_What is being asked_
Look for the string "ROAD" and copy every line that has it.

##############################

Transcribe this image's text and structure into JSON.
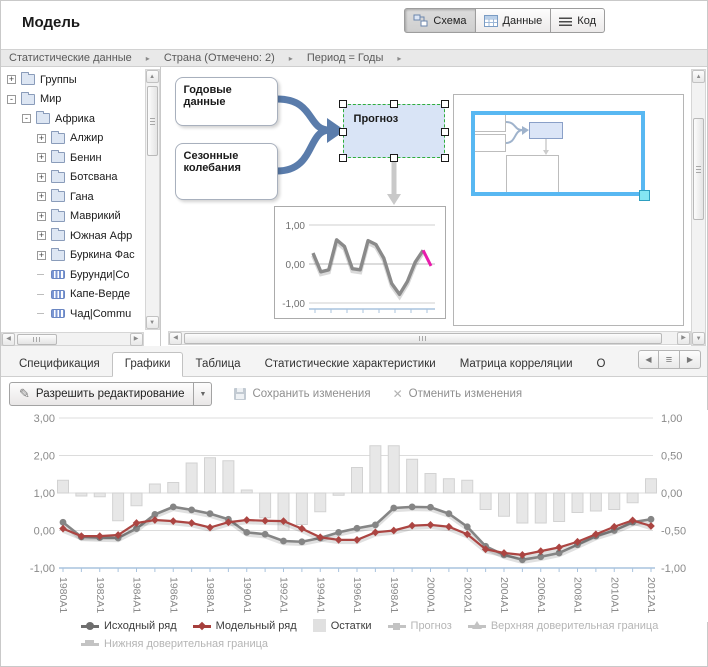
{
  "header": {
    "title": "Модель",
    "view_buttons": [
      {
        "label": "Схема",
        "active": true
      },
      {
        "label": "Данные",
        "active": false
      },
      {
        "label": "Код",
        "active": false
      }
    ]
  },
  "breadcrumb": {
    "items": [
      "Статистические данные",
      "Страна (Отмечено: 2)",
      "Период = Годы"
    ]
  },
  "icons": {
    "breadcrumb_arrow": "▸",
    "dropdown_arrow": "▼",
    "pencil": "✎",
    "cancel_x": "✕",
    "scroll_up": "▲",
    "scroll_down": "▼",
    "scroll_left": "◀",
    "scroll_right": "▶",
    "tab_prev": "◀",
    "tab_menu": "≡",
    "tab_next": "▶",
    "expander_plus": "+",
    "expander_minus": "-"
  },
  "tree": {
    "items": [
      {
        "label": "Группы",
        "expander": "+"
      },
      {
        "label": "Мир",
        "expander": "-"
      },
      {
        "label": "Африка",
        "expander": "-"
      },
      {
        "label": "Алжир",
        "expander": "+"
      },
      {
        "label": "Бенин",
        "expander": "+"
      },
      {
        "label": "Ботсвана",
        "expander": "+"
      },
      {
        "label": "Гана",
        "expander": "+"
      },
      {
        "label": "Маврикий",
        "expander": "+"
      },
      {
        "label": "Южная Афр",
        "expander": "+"
      },
      {
        "label": "Буркина Фас",
        "expander": "+"
      },
      {
        "label": "Бурунди|Co",
        "expander": ""
      },
      {
        "label": "Капе-Верде",
        "expander": ""
      },
      {
        "label": "Чад|Commu",
        "expander": ""
      }
    ]
  },
  "diagram": {
    "nodes": [
      {
        "label": "Годовые данные"
      },
      {
        "label": "Сезонные колебания"
      },
      {
        "label": "Прогноз",
        "selected": true
      }
    ],
    "arrow_color": "#5a7cab",
    "preview": {
      "labels": [
        "1,00",
        "0,00",
        "-1,00"
      ],
      "values": [
        0.28,
        -0.2,
        -0.15,
        0.62,
        0.45,
        -0.12,
        -0.15,
        0.6,
        0.5,
        0.15,
        -0.5,
        -0.78,
        -0.45,
        0.05,
        0.35,
        -0.05
      ],
      "magenta_from": 14,
      "line_color": "#8a8a8a",
      "accent_color": "#e81cac"
    }
  },
  "tabs": {
    "items": [
      "Спецификация",
      "Графики",
      "Таблица",
      "Статистические характеристики",
      "Матрица корреляции",
      "О"
    ],
    "active": "Графики"
  },
  "toolbar": {
    "edit_label": "Разрешить редактирование",
    "save_label": "Сохранить изменения",
    "cancel_label": "Отменить изменения"
  },
  "chart_data": {
    "type": "line+bar",
    "categories": [
      "1980A1",
      "1981A1",
      "1982A1",
      "1983A1",
      "1984A1",
      "1985A1",
      "1986A1",
      "1987A1",
      "1988A1",
      "1989A1",
      "1990A1",
      "1991A1",
      "1992A1",
      "1993A1",
      "1994A1",
      "1995A1",
      "1996A1",
      "1997A1",
      "1998A1",
      "1999A1",
      "2000A1",
      "2001A1",
      "2002A1",
      "2003A1",
      "2004A1",
      "2005A1",
      "2006A1",
      "2007A1",
      "2008A1",
      "2009A1",
      "2010A1",
      "2011A1",
      "2012A1"
    ],
    "x_label_every": 2,
    "left_axis": {
      "min": -1,
      "max": 3,
      "ticks": [
        "3,00",
        "2,00",
        "1,00",
        "0,00",
        "-1,00"
      ]
    },
    "right_axis": {
      "min": -1,
      "max": 1,
      "ticks": [
        "1,00",
        "0,50",
        "0,00",
        "-0,50",
        "-1,00"
      ]
    },
    "grid": true,
    "axis_color": "#a9c3de",
    "grid_color": "#dcdcdc",
    "series": [
      {
        "name": "Исходный ряд",
        "type": "line",
        "marker": "circle",
        "axis": "left",
        "color": "#858585",
        "values": [
          0.22,
          -0.17,
          -0.19,
          -0.2,
          0.05,
          0.43,
          0.63,
          0.55,
          0.45,
          0.3,
          -0.05,
          -0.1,
          -0.28,
          -0.3,
          -0.2,
          -0.05,
          0.06,
          0.15,
          0.6,
          0.63,
          0.62,
          0.45,
          0.1,
          -0.42,
          -0.65,
          -0.78,
          -0.7,
          -0.6,
          -0.38,
          -0.15,
          0.0,
          0.22,
          0.3
        ]
      },
      {
        "name": "Модельный ряд",
        "type": "line",
        "marker": "diamond",
        "axis": "left",
        "color": "#ac4542",
        "values": [
          0.05,
          -0.15,
          -0.15,
          -0.12,
          0.2,
          0.28,
          0.25,
          0.2,
          0.08,
          0.22,
          0.28,
          0.26,
          0.25,
          0.05,
          -0.18,
          -0.25,
          -0.25,
          -0.05,
          0.0,
          0.13,
          0.15,
          0.1,
          -0.1,
          -0.5,
          -0.6,
          -0.65,
          -0.55,
          -0.45,
          -0.3,
          -0.1,
          0.1,
          0.27,
          0.12
        ]
      },
      {
        "name": "Остатки",
        "type": "bar",
        "axis": "right",
        "color": "#e7e7e7",
        "border_color": "#d2d2d2",
        "values": [
          0.17,
          -0.04,
          -0.05,
          -0.37,
          -0.17,
          0.12,
          0.14,
          0.4,
          0.47,
          0.43,
          0.04,
          -0.33,
          -0.5,
          -0.42,
          -0.25,
          -0.03,
          0.34,
          0.63,
          0.63,
          0.45,
          0.26,
          0.19,
          0.17,
          -0.22,
          -0.31,
          -0.4,
          -0.4,
          -0.38,
          -0.26,
          -0.24,
          -0.22,
          -0.13,
          0.19
        ]
      }
    ]
  },
  "legend": {
    "items": [
      {
        "label": "Исходный ряд",
        "marker": "circle",
        "color": "#6e6e6e",
        "dim": false
      },
      {
        "label": "Модельный ряд",
        "marker": "diamond",
        "color": "#a63f3c",
        "dim": false
      },
      {
        "label": "Остатки",
        "marker": "square",
        "color": "#e0e0e0",
        "dim": false
      },
      {
        "label": "Прогноз",
        "marker": "psquare",
        "color": "#c3c3c3",
        "dim": true
      },
      {
        "label": "Верхняя доверительная граница",
        "marker": "tri",
        "color": "#c3c3c3",
        "dim": true
      },
      {
        "label": "Нижняя доверительная граница",
        "marker": "tee",
        "color": "#c3c3c3",
        "dim": true
      }
    ]
  }
}
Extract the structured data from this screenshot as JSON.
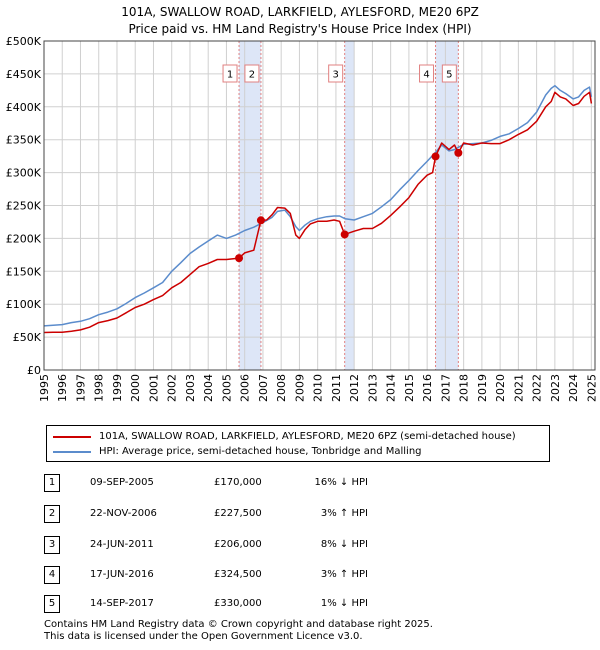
{
  "header": {
    "title": "101A, SWALLOW ROAD, LARKFIELD, AYLESFORD, ME20 6PZ",
    "subtitle": "Price paid vs. HM Land Registry's House Price Index (HPI)"
  },
  "chart_data": {
    "type": "line",
    "title": "101A, SWALLOW ROAD, LARKFIELD, AYLESFORD, ME20 6PZ",
    "subtitle": "Price paid vs. HM Land Registry's House Price Index (HPI)",
    "xlim": [
      1995,
      2025.2
    ],
    "ylim": [
      0,
      500000
    ],
    "x_ticks": [
      "1995",
      "1996",
      "1997",
      "1998",
      "1999",
      "2000",
      "2001",
      "2002",
      "2003",
      "2004",
      "2005",
      "2006",
      "2007",
      "2008",
      "2009",
      "2010",
      "2011",
      "2012",
      "2013",
      "2014",
      "2015",
      "2016",
      "2017",
      "2018",
      "2019",
      "2020",
      "2021",
      "2022",
      "2023",
      "2024",
      "2025"
    ],
    "y_ticks": [
      {
        "value": 0,
        "label": "£0"
      },
      {
        "value": 50000,
        "label": "£50K"
      },
      {
        "value": 100000,
        "label": "£100K"
      },
      {
        "value": 150000,
        "label": "£150K"
      },
      {
        "value": 200000,
        "label": "£200K"
      },
      {
        "value": 250000,
        "label": "£250K"
      },
      {
        "value": 300000,
        "label": "£300K"
      },
      {
        "value": 350000,
        "label": "£350K"
      },
      {
        "value": 400000,
        "label": "£400K"
      },
      {
        "value": 450000,
        "label": "£450K"
      },
      {
        "value": 500000,
        "label": "£500K"
      }
    ],
    "grid": true,
    "legend_position": "below",
    "colors": {
      "price_line": "#cc0000",
      "hpi_line": "#5b8ccc",
      "shade": "#dde6f7",
      "marker_line": "#e08080",
      "grid": "#d0d0d0"
    },
    "series": [
      {
        "name": "101A, SWALLOW ROAD, LARKFIELD, AYLESFORD, ME20 6PZ (semi-detached house)",
        "color": "#cc0000",
        "x": [
          1995.0,
          1995.5,
          1996.0,
          1996.5,
          1997.0,
          1997.5,
          1998.0,
          1998.5,
          1999.0,
          1999.5,
          2000.0,
          2000.5,
          2001.0,
          2001.5,
          2002.0,
          2002.5,
          2003.0,
          2003.5,
          2004.0,
          2004.5,
          2005.0,
          2005.69,
          2006.0,
          2006.5,
          2006.89,
          2007.2,
          2007.5,
          2007.8,
          2008.2,
          2008.5,
          2008.8,
          2009.0,
          2009.3,
          2009.6,
          2010.0,
          2010.5,
          2010.9,
          2011.2,
          2011.48,
          2011.7,
          2012.0,
          2012.5,
          2013.0,
          2013.5,
          2014.0,
          2014.5,
          2015.0,
          2015.5,
          2016.0,
          2016.3,
          2016.46,
          2016.8,
          2017.2,
          2017.5,
          2017.71,
          2018.0,
          2018.5,
          2019.0,
          2019.5,
          2020.0,
          2020.5,
          2021.0,
          2021.5,
          2022.0,
          2022.5,
          2022.8,
          2023.0,
          2023.3,
          2023.6,
          2024.0,
          2024.3,
          2024.6,
          2024.9,
          2025.0
        ],
        "values": [
          57000,
          57500,
          57500,
          59000,
          61000,
          65000,
          72000,
          75000,
          79000,
          87000,
          95000,
          100000,
          107000,
          113000,
          125000,
          133000,
          145000,
          157000,
          162000,
          168000,
          168000,
          170000,
          178000,
          182000,
          227500,
          228000,
          236000,
          247000,
          246000,
          238000,
          205000,
          200000,
          213000,
          222000,
          226000,
          226000,
          228000,
          226000,
          206000,
          208000,
          211000,
          215000,
          215000,
          223000,
          235000,
          248000,
          262000,
          282000,
          296000,
          300000,
          324500,
          345000,
          335000,
          342000,
          330000,
          345000,
          342000,
          345000,
          344000,
          344000,
          350000,
          358000,
          365000,
          378000,
          400000,
          408000,
          422000,
          415000,
          412000,
          402000,
          405000,
          416000,
          422000,
          405000
        ]
      },
      {
        "name": "HPI: Average price, semi-detached house, Tonbridge and Malling",
        "color": "#5b8ccc",
        "x": [
          1995.0,
          1995.5,
          1996.0,
          1996.5,
          1997.0,
          1997.5,
          1998.0,
          1998.5,
          1999.0,
          1999.5,
          2000.0,
          2000.5,
          2001.0,
          2001.5,
          2002.0,
          2002.5,
          2003.0,
          2003.5,
          2004.0,
          2004.5,
          2005.0,
          2005.5,
          2006.0,
          2006.5,
          2007.0,
          2007.5,
          2007.8,
          2008.2,
          2008.5,
          2008.8,
          2009.0,
          2009.3,
          2009.6,
          2010.0,
          2010.5,
          2010.9,
          2011.2,
          2011.5,
          2012.0,
          2012.5,
          2013.0,
          2013.5,
          2014.0,
          2014.5,
          2015.0,
          2015.5,
          2016.0,
          2016.5,
          2016.8,
          2017.2,
          2017.5,
          2018.0,
          2018.5,
          2019.0,
          2019.5,
          2020.0,
          2020.5,
          2021.0,
          2021.5,
          2022.0,
          2022.5,
          2022.8,
          2023.0,
          2023.3,
          2023.6,
          2024.0,
          2024.3,
          2024.6,
          2024.9,
          2025.0
        ],
        "values": [
          67000,
          68000,
          69000,
          72000,
          74000,
          78000,
          84000,
          88000,
          93000,
          101000,
          110000,
          117000,
          125000,
          133000,
          150000,
          163000,
          177000,
          187000,
          196000,
          205000,
          200000,
          205000,
          212000,
          217000,
          224000,
          232000,
          241000,
          243000,
          233000,
          218000,
          212000,
          220000,
          226000,
          230000,
          233000,
          234000,
          234000,
          230000,
          228000,
          233000,
          238000,
          248000,
          259000,
          274000,
          288000,
          303000,
          317000,
          332000,
          342000,
          333000,
          335000,
          343000,
          344000,
          345000,
          349000,
          355000,
          359000,
          367000,
          376000,
          392000,
          418000,
          428000,
          432000,
          425000,
          420000,
          412000,
          415000,
          425000,
          430000,
          415000
        ]
      }
    ],
    "transactions": [
      {
        "id": "1",
        "x": 2005.69,
        "value": 170000,
        "date": "09-SEP-2005",
        "price": "£170,000",
        "hpi": "16% ↓ HPI"
      },
      {
        "id": "2",
        "x": 2006.89,
        "value": 227500,
        "date": "22-NOV-2006",
        "price": "£227,500",
        "hpi": "3% ↑ HPI"
      },
      {
        "id": "3",
        "x": 2011.48,
        "value": 206000,
        "date": "24-JUN-2011",
        "price": "£206,000",
        "hpi": "8% ↓ HPI"
      },
      {
        "id": "4",
        "x": 2016.46,
        "value": 324500,
        "date": "17-JUN-2016",
        "price": "£324,500",
        "hpi": "3% ↑ HPI"
      },
      {
        "id": "5",
        "x": 2017.71,
        "value": 330000,
        "date": "14-SEP-2017",
        "price": "£330,000",
        "hpi": "1% ↓ HPI"
      }
    ],
    "shaded_ranges": [
      [
        2005.69,
        2006.89
      ],
      [
        2011.48,
        2012.0
      ],
      [
        2016.46,
        2017.71
      ]
    ]
  },
  "legend": {
    "price_label": "101A, SWALLOW ROAD, LARKFIELD, AYLESFORD, ME20 6PZ (semi-detached house)",
    "hpi_label": "HPI: Average price, semi-detached house, Tonbridge and Malling"
  },
  "footer": {
    "line1": "Contains HM Land Registry data © Crown copyright and database right 2025.",
    "line2": "This data is licensed under the Open Government Licence v3.0."
  }
}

##############################

_Exercise solution_
    "title": "101A, SWALLOW ROAD, LARKFIELD, AYLESFORD, ME20 6PZ",
    "title": "101A, SWALLOW ROAD, LARKFIELD, AYLESFORD, ME20 6PZ",
        "name": "101A, SWALLOW ROAD, LARKFIELD, AYLESFORD, ME20 6PZ (semi-detached house)",
    "price_label": "101A, SWALLOW ROAD, LARKFIELD, AYLESFORD, ME20 6PZ (semi-detached house)",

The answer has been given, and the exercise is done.